# Suche Programm um Mp3 Qualität zu Prüfen



## 90210 (11. Juni 2012)

*Suche Programm um Mp3 Qualität zu Prüfen*

Hallo

ich suche ein Programm das mir die Qualität einer Mp3 prüfen kann alles unter 190bit ist schlecht  mehr geht immer 

doch leider kann man ja von 190bit auf 80bit und dann wieder auf 320bit doch leider bleibt die Qualität dann schlecht 

und ich suche ein Programm das mir die 100% Qualität einer mp3 datei ansagen kann !


----------



## Sesfontain (11. Juni 2012)

*AW: Suche Programm um Mp3 Qualität zu Prüfen*

google: spek
zeigt genau an, ob du ne legit has, transcode, boost oder sowas


----------



## NuTSkuL (11. Juni 2012)

*AW: Suche Programm um Mp3 Qualität zu Prüfen*

guter tipp 
nur gibts dafür auch en anleitung oder so?  hab grad spaßenshalber mal n par 24 bit flacs mit ner mp3 verglichen und außer, dass es "regelmäßiger" aussieht, hat die flac kein vorteil


----------



## Sesfontain (11. Juni 2012)

*AW: Suche Programm um Mp3 Qualität zu Prüfen*

ich glaub das wär copyright dies das, wenn ich den spek guide aus lubland hier reinsetz, also lass ichs mal 
wichtig zu sehen:
legit tunes (gekauft  320er mp3s oder eben gekaufte flacs) haben ihren peak bei ca. 18-22khz.

☆ ☆ ☆ ☆ ☆ ☆ ☆

> ZU BEARBEITENDE AUFGABEN
A. Übernimm aus dem Forenthread zur MP3-Qualität wörtlich den Abschnitt von „ich glaub das“ bis „bei ca. 18-22khz.“.
B. Welches Programm empfiehlt Sesfontain im Forenthread zur MP3-Qualität, um die Qualität einer Datei zu prüfen?
C. Nimm den Forenthread zur MP3-Qualität nach seinem letzten Satz wieder auf und führe ihn weiter.

(Quelldaten)
☆ ☆ ☆ ☆ ☆ ☆ ☆

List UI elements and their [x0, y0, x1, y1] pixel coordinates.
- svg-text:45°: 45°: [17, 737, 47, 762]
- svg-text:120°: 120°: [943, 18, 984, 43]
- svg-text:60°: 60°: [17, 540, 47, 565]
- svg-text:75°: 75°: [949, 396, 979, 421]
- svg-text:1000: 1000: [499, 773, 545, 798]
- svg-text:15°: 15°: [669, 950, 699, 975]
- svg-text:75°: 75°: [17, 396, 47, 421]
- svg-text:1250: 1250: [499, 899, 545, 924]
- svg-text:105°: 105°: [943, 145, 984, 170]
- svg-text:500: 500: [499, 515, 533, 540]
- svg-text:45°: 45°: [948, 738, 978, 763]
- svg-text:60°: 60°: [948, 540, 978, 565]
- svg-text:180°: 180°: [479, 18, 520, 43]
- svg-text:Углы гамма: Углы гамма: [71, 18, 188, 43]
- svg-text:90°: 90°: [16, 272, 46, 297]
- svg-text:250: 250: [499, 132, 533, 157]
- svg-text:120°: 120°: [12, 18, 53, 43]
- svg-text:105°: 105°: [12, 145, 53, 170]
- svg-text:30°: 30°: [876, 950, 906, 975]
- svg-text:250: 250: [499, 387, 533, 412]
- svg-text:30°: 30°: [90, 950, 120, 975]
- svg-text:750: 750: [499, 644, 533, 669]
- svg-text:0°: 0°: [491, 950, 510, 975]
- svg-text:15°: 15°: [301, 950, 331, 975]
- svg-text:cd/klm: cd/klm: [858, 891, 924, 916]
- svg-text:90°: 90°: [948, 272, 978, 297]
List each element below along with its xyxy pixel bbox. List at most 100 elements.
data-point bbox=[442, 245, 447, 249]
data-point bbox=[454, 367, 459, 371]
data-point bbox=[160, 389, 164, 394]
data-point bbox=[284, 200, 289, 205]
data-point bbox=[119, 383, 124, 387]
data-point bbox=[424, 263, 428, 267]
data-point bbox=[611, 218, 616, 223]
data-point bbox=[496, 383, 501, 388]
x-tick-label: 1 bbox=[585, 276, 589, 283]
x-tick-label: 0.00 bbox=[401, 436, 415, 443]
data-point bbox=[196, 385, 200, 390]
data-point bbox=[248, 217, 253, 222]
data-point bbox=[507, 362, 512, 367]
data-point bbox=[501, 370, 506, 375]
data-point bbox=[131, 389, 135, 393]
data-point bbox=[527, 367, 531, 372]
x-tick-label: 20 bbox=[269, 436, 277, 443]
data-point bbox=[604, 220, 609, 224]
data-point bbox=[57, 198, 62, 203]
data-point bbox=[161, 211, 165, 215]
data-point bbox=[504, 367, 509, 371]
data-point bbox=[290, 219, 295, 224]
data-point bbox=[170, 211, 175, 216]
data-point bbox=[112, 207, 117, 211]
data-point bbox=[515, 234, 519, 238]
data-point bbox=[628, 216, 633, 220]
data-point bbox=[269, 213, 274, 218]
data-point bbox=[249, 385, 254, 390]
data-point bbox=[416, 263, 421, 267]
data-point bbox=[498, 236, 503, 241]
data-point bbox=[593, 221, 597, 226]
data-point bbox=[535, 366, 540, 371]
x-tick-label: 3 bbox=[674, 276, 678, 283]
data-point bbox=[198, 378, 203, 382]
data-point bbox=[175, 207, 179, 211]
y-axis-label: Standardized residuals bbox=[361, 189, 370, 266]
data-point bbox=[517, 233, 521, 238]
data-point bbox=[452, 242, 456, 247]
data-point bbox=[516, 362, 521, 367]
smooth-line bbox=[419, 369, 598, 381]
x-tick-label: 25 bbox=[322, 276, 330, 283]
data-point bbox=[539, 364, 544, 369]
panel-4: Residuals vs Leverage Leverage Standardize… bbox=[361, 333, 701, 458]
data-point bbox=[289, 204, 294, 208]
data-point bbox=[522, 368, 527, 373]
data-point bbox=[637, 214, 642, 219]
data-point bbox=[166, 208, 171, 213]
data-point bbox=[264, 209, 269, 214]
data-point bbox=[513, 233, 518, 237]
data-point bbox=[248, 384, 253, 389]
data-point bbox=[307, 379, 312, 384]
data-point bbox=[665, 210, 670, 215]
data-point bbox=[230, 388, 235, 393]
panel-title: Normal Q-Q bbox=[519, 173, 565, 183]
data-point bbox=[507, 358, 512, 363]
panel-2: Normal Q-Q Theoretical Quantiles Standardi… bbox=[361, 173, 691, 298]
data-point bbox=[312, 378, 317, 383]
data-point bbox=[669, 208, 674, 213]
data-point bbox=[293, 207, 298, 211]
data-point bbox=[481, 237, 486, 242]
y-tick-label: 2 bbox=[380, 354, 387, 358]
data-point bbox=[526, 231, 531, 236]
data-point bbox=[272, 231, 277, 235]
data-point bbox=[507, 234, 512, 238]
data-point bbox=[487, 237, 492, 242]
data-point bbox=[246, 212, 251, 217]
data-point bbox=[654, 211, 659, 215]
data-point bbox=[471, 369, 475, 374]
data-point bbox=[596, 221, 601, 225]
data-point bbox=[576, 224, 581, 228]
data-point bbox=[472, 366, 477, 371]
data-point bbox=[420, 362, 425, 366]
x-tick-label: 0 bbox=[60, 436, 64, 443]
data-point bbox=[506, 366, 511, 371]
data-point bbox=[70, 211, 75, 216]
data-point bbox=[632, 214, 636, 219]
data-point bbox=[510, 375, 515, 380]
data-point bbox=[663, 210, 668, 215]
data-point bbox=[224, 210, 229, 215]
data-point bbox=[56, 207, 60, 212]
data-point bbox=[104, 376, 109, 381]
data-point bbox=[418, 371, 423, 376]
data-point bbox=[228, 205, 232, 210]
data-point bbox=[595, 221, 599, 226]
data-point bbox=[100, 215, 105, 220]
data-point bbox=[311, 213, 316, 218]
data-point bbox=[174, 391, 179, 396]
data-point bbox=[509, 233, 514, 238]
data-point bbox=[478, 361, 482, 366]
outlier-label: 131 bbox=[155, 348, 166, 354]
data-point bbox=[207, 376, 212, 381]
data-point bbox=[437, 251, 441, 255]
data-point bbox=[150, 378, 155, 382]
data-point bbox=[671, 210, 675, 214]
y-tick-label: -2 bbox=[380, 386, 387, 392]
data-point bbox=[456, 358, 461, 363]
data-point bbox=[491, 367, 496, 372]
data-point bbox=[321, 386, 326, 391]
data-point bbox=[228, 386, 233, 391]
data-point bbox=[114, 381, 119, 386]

☆ ☆ ☆ ☆ ☆ ☆ ☆

> ERGEBNISSE
A.
ich glaub das wär copyright dies das, wenn ich den spek guide aus lubland hier reinsetz, also lass ichs mal 
wichtig zu sehen:
legit tunes (gekauft  320er mp3s oder eben gekaufte flacs) haben ihren peak bei ca. 18-22khz.

B. Das Programm spek.

C.
alles drunter ist nicht clean. (youtube rips peaken bspw. immer unter 15, wenn sie gut gerippt wurden schaffen sie es optisch noch an eine transcode)
ist ein klarer trennstrich bei 15khz zu erkennen, der auch bestenfalls noch rot ist, hast du einen boost, sind leichte grüne striche, die bis 20khz vordringen, hast du eine transcode. in jedem fall ist es ein fake.
die bitrate wird oben angezeigt.
lossless unterscheidet sich von mp3s oft dadurch, dass sie spek a) satter ist und b) höher (bis zu 22khz) peakt. allerdings können auch gut gemasterte mp3s das, weshalb es eigentlich keinen richtig markanten unterschied zwischen mp3 und flac in spek gibt.
spek ist daher nur eine richtlinie.


----------



## Herbboy (14. Juni 2012)

*AW: Suche Programm um Mp3 Qualität zu Prüfen*



90210 schrieb:


> Hallo
> 
> ich suche ein Programm das mir die Qualität einer Mp3 prüfen kann alles unter 190bit ist schlecht  mehr geht immer
> 
> ...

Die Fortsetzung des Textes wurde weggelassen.